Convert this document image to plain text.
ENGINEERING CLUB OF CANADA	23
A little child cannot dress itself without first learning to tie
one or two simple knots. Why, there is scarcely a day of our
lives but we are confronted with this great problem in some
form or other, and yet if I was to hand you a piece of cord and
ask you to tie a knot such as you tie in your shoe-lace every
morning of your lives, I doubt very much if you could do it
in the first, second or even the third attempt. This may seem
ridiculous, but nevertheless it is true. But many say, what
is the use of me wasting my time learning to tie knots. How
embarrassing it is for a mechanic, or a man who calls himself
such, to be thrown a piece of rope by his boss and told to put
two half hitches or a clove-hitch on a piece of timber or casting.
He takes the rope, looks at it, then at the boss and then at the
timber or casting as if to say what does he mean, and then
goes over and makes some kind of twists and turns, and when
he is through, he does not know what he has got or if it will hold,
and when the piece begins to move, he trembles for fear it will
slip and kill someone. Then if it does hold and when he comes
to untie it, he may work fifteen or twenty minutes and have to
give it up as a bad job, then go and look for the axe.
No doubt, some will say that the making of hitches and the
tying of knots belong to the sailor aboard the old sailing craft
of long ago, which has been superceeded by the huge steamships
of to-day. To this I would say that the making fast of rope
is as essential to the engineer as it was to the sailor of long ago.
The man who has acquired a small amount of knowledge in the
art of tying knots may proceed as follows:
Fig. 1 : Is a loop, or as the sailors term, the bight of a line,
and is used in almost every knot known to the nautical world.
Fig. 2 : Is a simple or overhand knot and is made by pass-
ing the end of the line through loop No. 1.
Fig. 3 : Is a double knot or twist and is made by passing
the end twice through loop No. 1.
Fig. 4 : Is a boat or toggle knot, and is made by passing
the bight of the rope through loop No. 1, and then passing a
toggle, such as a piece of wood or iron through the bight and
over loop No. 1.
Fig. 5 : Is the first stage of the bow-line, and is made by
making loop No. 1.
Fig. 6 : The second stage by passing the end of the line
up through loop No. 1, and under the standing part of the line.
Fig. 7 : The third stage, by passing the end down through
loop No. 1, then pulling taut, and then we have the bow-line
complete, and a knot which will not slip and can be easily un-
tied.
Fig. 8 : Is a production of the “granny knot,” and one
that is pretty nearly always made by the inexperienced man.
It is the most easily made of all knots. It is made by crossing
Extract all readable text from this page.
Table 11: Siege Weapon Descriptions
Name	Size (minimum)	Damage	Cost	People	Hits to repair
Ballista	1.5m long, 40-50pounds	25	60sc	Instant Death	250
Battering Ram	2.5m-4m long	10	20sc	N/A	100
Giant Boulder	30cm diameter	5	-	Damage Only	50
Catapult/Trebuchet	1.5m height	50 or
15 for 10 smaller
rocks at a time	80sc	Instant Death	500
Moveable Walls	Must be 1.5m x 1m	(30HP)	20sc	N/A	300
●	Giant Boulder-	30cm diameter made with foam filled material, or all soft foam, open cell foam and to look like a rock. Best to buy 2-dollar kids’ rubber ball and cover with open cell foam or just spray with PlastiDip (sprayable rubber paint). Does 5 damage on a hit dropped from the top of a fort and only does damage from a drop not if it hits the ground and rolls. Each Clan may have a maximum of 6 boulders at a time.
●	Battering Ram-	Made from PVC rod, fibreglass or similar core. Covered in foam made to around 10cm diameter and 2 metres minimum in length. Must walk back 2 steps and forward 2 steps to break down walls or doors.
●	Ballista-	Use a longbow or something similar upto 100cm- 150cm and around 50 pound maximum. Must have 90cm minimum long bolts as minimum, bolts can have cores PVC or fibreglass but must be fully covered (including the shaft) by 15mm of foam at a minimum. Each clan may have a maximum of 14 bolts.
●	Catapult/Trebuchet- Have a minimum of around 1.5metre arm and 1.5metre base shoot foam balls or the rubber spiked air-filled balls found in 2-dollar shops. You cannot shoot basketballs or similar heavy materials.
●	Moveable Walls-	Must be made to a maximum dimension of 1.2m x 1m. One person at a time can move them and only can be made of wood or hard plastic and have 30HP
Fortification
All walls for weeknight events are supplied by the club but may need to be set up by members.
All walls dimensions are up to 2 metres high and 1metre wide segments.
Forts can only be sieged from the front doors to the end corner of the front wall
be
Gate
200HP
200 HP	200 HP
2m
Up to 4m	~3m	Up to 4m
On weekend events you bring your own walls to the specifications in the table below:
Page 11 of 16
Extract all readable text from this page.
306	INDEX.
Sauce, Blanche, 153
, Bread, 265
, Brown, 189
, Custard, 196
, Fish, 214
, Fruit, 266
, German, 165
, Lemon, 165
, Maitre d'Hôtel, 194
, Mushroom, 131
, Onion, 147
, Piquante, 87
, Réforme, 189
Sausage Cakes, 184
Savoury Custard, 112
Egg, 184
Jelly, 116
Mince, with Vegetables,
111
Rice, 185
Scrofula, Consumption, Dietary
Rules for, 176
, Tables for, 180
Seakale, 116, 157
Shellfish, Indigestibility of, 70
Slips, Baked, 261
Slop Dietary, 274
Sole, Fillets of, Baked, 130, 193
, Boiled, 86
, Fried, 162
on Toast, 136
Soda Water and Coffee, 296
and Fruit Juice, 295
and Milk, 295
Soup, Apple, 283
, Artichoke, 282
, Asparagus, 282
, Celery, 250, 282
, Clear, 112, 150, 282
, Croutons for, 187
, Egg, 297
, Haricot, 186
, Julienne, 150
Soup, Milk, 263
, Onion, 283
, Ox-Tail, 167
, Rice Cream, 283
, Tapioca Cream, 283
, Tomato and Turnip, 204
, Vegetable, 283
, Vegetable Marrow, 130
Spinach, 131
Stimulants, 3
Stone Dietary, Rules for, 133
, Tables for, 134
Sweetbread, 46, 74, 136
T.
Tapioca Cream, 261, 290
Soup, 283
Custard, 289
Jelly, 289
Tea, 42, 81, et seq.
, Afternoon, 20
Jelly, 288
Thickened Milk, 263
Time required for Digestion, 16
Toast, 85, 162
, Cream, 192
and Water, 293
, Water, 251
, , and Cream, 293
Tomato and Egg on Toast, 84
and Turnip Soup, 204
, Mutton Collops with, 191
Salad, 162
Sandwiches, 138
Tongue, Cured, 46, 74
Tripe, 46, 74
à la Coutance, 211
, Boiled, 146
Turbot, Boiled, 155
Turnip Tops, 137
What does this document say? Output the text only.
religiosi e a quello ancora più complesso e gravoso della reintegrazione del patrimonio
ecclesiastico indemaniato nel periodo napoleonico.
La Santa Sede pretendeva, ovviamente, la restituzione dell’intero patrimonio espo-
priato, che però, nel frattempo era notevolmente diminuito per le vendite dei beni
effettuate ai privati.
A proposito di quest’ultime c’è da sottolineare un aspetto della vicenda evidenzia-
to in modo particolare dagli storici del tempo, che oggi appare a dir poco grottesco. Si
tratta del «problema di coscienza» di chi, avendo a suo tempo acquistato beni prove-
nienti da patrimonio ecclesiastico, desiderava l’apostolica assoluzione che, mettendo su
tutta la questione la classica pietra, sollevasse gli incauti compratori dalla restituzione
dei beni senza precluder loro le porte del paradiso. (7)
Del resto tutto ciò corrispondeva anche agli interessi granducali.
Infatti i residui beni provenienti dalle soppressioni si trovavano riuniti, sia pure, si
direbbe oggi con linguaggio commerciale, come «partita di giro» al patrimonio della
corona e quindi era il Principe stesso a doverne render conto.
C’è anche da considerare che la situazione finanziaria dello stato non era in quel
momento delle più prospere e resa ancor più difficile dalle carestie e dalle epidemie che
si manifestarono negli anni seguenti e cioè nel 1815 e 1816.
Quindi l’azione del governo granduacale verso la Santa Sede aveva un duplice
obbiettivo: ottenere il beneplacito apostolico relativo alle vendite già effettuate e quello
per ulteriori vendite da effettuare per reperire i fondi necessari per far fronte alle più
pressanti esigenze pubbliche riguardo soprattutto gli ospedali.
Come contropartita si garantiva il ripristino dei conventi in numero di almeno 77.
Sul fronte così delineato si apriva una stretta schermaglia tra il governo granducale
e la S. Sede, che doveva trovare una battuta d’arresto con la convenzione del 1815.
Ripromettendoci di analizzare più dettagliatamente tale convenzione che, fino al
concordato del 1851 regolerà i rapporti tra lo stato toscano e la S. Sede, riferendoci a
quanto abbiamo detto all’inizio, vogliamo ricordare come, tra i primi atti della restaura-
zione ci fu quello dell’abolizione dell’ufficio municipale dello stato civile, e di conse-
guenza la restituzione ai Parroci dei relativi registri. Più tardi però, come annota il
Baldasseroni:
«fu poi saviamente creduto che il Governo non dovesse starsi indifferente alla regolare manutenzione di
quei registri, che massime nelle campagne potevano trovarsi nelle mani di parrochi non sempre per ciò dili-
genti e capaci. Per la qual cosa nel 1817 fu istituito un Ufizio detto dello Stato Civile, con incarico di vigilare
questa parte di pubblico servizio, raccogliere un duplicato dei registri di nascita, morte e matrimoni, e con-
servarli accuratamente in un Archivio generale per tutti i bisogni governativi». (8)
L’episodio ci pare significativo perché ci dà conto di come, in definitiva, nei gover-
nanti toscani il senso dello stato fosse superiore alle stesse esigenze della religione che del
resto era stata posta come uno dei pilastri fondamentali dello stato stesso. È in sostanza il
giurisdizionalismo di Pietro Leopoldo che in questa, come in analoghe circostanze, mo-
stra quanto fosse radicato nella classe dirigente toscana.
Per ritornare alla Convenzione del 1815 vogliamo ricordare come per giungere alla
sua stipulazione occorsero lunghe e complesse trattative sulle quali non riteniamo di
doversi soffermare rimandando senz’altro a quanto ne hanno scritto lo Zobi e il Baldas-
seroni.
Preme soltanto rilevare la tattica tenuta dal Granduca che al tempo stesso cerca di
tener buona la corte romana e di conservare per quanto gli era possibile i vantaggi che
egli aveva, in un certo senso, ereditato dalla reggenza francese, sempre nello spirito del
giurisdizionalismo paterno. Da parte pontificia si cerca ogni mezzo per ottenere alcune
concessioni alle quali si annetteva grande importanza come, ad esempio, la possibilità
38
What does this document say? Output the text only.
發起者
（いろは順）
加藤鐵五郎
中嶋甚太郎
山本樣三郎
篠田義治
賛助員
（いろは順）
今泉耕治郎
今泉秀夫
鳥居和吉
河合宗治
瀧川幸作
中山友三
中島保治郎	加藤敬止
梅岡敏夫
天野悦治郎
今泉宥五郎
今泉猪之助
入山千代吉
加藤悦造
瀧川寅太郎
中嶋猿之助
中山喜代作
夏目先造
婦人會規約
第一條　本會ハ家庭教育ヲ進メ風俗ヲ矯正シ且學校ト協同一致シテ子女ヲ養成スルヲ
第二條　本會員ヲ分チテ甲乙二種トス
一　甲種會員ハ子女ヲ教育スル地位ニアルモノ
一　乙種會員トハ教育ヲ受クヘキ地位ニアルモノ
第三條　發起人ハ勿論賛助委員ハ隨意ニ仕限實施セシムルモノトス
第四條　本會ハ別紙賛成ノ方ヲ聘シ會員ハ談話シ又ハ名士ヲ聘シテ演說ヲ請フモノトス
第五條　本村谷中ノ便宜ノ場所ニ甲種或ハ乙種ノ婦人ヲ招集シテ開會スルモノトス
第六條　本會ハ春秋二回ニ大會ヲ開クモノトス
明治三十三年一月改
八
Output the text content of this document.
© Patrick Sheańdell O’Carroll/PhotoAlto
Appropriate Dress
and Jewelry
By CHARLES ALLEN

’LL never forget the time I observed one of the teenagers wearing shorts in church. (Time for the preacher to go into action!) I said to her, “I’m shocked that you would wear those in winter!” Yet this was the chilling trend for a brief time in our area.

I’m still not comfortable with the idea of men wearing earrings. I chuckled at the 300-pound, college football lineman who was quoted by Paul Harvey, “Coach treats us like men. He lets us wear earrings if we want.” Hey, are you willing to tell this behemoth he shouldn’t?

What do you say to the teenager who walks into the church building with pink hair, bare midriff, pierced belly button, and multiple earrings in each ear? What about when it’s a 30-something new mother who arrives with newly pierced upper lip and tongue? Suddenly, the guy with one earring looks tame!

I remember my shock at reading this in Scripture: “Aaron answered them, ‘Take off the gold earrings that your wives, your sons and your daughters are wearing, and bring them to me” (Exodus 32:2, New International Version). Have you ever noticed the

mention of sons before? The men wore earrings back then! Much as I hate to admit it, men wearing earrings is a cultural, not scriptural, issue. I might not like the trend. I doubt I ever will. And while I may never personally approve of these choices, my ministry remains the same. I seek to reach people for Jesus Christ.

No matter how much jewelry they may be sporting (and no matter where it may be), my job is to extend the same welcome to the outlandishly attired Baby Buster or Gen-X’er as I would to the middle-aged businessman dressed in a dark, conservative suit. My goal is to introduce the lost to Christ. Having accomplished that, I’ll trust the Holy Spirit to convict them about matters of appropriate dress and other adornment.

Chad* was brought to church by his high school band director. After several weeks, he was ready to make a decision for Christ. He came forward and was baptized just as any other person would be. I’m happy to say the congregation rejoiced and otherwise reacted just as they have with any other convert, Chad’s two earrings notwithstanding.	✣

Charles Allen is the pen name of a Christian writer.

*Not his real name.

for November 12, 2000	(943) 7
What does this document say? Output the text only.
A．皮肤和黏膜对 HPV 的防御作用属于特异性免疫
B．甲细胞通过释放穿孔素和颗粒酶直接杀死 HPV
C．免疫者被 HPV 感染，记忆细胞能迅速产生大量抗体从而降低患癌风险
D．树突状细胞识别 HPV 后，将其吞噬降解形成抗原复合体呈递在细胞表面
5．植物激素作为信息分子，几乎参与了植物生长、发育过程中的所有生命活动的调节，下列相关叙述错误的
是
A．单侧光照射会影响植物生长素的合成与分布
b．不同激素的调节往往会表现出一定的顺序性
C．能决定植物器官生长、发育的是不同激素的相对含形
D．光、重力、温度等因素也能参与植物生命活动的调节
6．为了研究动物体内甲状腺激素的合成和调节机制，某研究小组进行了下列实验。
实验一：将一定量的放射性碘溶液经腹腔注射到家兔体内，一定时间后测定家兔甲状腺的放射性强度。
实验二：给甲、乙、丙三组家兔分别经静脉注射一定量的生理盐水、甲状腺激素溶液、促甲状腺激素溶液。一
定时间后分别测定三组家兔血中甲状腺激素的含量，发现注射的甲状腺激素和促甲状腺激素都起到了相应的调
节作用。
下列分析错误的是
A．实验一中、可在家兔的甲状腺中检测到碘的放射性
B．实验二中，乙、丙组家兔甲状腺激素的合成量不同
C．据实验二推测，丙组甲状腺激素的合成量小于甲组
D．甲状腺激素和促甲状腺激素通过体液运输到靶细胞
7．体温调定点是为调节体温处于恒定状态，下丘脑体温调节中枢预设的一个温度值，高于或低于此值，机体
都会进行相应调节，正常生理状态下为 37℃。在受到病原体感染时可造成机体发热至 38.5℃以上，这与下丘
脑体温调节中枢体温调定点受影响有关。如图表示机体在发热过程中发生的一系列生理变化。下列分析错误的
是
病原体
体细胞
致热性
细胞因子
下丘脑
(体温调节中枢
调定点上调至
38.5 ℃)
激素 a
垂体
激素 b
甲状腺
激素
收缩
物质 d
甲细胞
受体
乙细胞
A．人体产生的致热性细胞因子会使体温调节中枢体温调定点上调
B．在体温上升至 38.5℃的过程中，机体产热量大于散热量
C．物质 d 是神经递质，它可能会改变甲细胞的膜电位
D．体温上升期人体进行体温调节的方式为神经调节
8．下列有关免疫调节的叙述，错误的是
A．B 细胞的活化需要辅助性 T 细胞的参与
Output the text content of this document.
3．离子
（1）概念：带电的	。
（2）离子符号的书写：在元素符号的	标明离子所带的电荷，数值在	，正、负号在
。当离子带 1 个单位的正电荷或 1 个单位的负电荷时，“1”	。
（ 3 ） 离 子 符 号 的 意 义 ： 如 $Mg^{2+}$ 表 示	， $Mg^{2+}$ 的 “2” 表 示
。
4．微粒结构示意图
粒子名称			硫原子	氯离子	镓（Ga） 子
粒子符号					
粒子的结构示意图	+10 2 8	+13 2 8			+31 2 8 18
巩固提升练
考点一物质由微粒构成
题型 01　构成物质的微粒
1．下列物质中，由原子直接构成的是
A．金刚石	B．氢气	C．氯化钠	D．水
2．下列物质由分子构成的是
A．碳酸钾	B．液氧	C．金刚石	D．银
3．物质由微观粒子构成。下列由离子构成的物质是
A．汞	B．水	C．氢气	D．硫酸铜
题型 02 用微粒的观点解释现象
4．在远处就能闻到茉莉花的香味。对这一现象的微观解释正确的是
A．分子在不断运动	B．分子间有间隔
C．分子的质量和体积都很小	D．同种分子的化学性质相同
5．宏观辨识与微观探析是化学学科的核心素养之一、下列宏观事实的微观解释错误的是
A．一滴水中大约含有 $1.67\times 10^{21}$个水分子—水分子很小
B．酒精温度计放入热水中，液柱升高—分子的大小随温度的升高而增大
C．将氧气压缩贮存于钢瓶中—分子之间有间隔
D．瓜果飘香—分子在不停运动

What the exercise asks:
Return all lines containing the word "cerca".

Solved exercise:
Preme soltanto rilevare la tattica tenuta dal Granduca che al tempo stesso cerca di
giurisdizionalismo paterno. Da parte pontificia si cerca ogni mezzo per ottenere alcune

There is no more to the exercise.